**Required task:** Repeat all the material exactly; pictures stay out of your copy.

* Begin Input records *

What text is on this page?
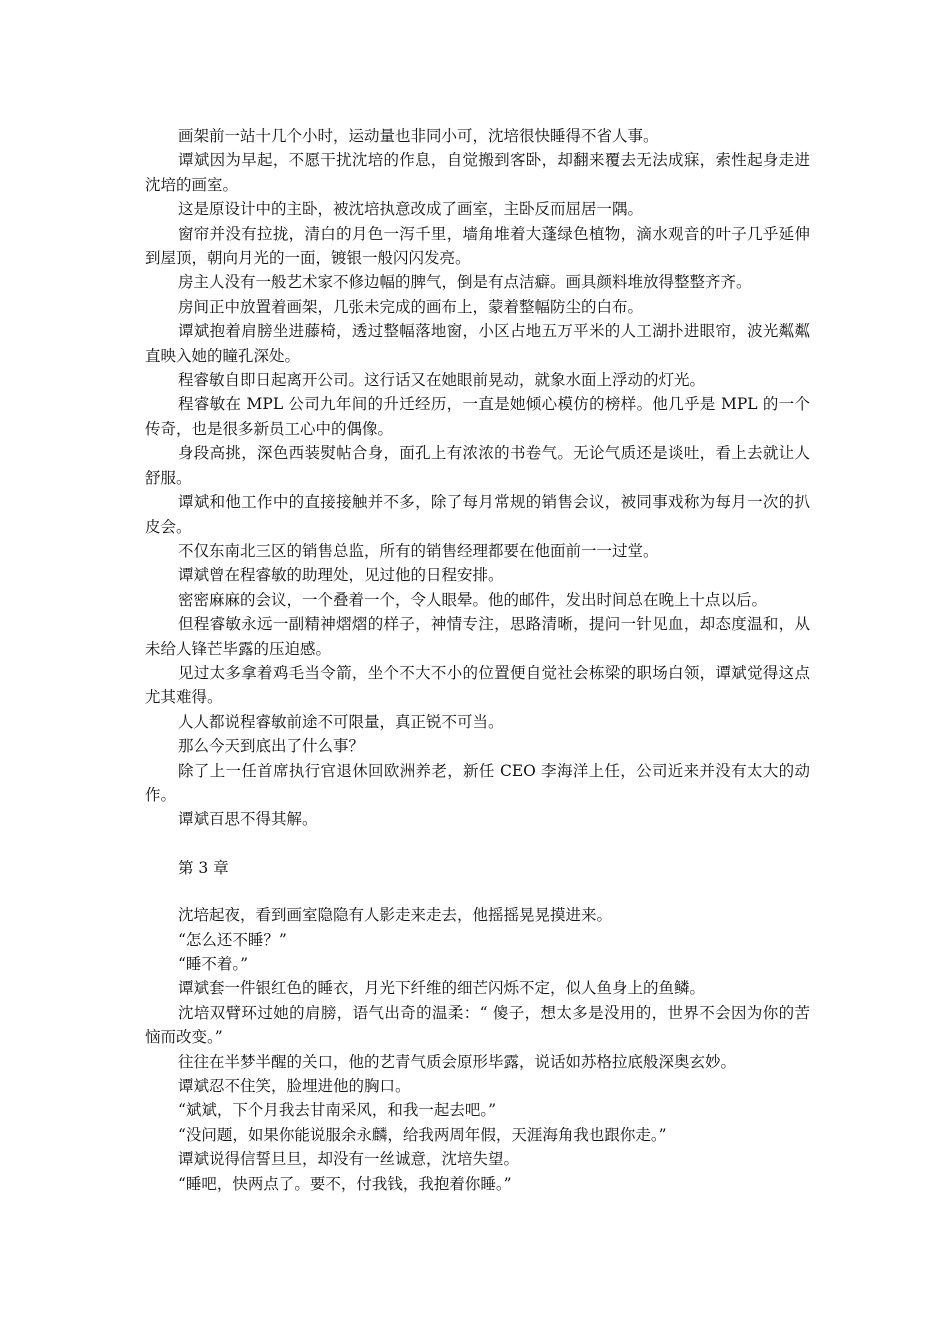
画架前一站十几个小时，运动量也非同小可，沈培很快睡得不省人事。

谭斌因为早起，不愿干扰沈培的作息，自觉搬到客卧，却翻来覆去无法成寐，索性起身走进沈培的画室。

这是原设计中的主卧，被沈培执意改成了画室，主卧反而屈居一隅。

窗帘并没有拉拢，清白的月色一泻千里，墙角堆着大蓬绿色植物，滴水观音的叶子几乎延伸到屋顶，朝向月光的一面，镀银一般闪闪发亮。

房主人没有一般艺术家不修边幅的脾气，倒是有点洁癖。画具颜料堆放得整整齐齐。

房间正中放置着画架，几张未完成的画布上，蒙着整幅防尘的白布。

谭斌抱着肩膀坐进藤椅，透过整幅落地窗，小区占地五万平米的人工湖扑进眼帘，波光粼粼直映入她的瞳孔深处。

程睿敏自即日起离开公司。这行话又在她眼前晃动，就象水面上浮动的灯光。

程睿敏在 MPL 公司九年间的升迁经历，一直是她倾心模仿的榜样。他几乎是 MPL 的一个传奇，也是很多新员工心中的偶像。

身段高挑，深色西装熨帖合身，面孔上有浓浓的书卷气。无论气质还是谈吐，看上去就让人舒服。

谭斌和他工作中的直接接触并不多，除了每月常规的销售会议，被同事戏称为每月一次的扒皮会。

不仅东南北三区的销售总监，所有的销售经理都要在他面前一一过堂。

谭斌曾在程睿敏的助理处，见过他的日程安排。

密密麻麻的会议，一个叠着一个，令人眼晕。他的邮件，发出时间总在晚上十点以后。

但程睿敏永远一副精神熠熠的样子，神情专注，思路清晰，提问一针见血，却态度温和，从未给人锋芒毕露的压迫感。

见过太多拿着鸡毛当令箭，坐个不大不小的位置便自觉社会栋梁的职场白领，谭斌觉得这点尤其难得。

人人都说程睿敏前途不可限量，真正锐不可当。

那么今天到底出了什么事？

除了上一任首席执行官退休回欧洲养老，新任 CEO 李海洋上任，公司近来并没有太大的动作。

谭斌百思不得其解。

第 3 章

沈培起夜，看到画室隐隐有人影走来走去，他摇摇晃晃摸进来。

“怎么还不睡？”

“睡不着。”

谭斌套一件银红色的睡衣，月光下纤维的细芒闪烁不定，似人鱼身上的鱼鳞。

沈培双臂环过她的肩膀，语气出奇的温柔：“ 傻子，想太多是没用的，世界不会因为你的苦恼而改变。”

往往在半梦半醒的关口，他的艺青气质会原形毕露，说话如苏格拉底般深奥玄妙。

谭斌忍不住笑，脸埋进他的胸口。

“斌斌，下个月我去甘南采风，和我一起去吧。”

“没问题，如果你能说服余永麟，给我两周年假，天涯海角我也跟你走。”

谭斌说得信誓旦旦，却没有一丝诚意，沈培失望。

“睡吧，快两点了。要不，付我钱，我抱着你睡。”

* End Input records *

**Correct answer:**
What text is on this page?
画架前一站十几个小时，运动量也非同小可，沈培很快睡得不省人事。

谭斌因为早起，不愿干扰沈培的作息，自觉搬到客卧，却翻来覆去无法成寐，索性起身走进沈培的画室。

这是原设计中的主卧，被沈培执意改成了画室，主卧反而屈居一隅。

窗帘并没有拉拢，清白的月色一泻千里，墙角堆着大蓬绿色植物，滴水观音的叶子几乎延伸到屋顶，朝向月光的一面，镀银一般闪闪发亮。

房主人没有一般艺术家不修边幅的脾气，倒是有点洁癖。画具颜料堆放得整整齐齐。

房间正中放置着画架，几张未完成的画布上，蒙着整幅防尘的白布。

谭斌抱着肩膀坐进藤椅，透过整幅落地窗，小区占地五万平米的人工湖扑进眼帘，波光粼粼直映入她的瞳孔深处。

程睿敏自即日起离开公司。这行话又在她眼前晃动，就象水面上浮动的灯光。

程睿敏在 MPL 公司九年间的升迁经历，一直是她倾心模仿的榜样。他几乎是 MPL 的一个传奇，也是很多新员工心中的偶像。

身段高挑，深色西装熨帖合身，面孔上有浓浓的书卷气。无论气质还是谈吐，看上去就让人舒服。

谭斌和他工作中的直接接触并不多，除了每月常规的销售会议，被同事戏称为每月一次的扒皮会。

不仅东南北三区的销售总监，所有的销售经理都要在他面前一一过堂。

谭斌曾在程睿敏的助理处，见过他的日程安排。

密密麻麻的会议，一个叠着一个，令人眼晕。他的邮件，发出时间总在晚上十点以后。

但程睿敏永远一副精神熠熠的样子，神情专注，思路清晰，提问一针见血，却态度温和，从未给人锋芒毕露的压迫感。

见过太多拿着鸡毛当令箭，坐个不大不小的位置便自觉社会栋梁的职场白领，谭斌觉得这点尤其难得。

人人都说程睿敏前途不可限量，真正锐不可当。

那么今天到底出了什么事？

除了上一任首席执行官退休回欧洲养老，新任 CEO 李海洋上任，公司近来并没有太大的动作。

谭斌百思不得其解。

第 3 章

沈培起夜，看到画室隐隐有人影走来走去，他摇摇晃晃摸进来。

“怎么还不睡？”

“睡不着。”

谭斌套一件银红色的睡衣，月光下纤维的细芒闪烁不定，似人鱼身上的鱼鳞。

沈培双臂环过她的肩膀，语气出奇的温柔：“ 傻子，想太多是没用的，世界不会因为你的苦恼而改变。”

往往在半梦半醒的关口，他的艺青气质会原形毕露，说话如苏格拉底般深奥玄妙。

谭斌忍不住笑，脸埋进他的胸口。

“斌斌，下个月我去甘南采风，和我一起去吧。”

“没问题，如果你能说服余永麟，给我两周年假，天涯海角我也跟你走。”

谭斌说得信誓旦旦，却没有一丝诚意，沈培失望。

“睡吧，快两点了。要不，付我钱，我抱着你睡。”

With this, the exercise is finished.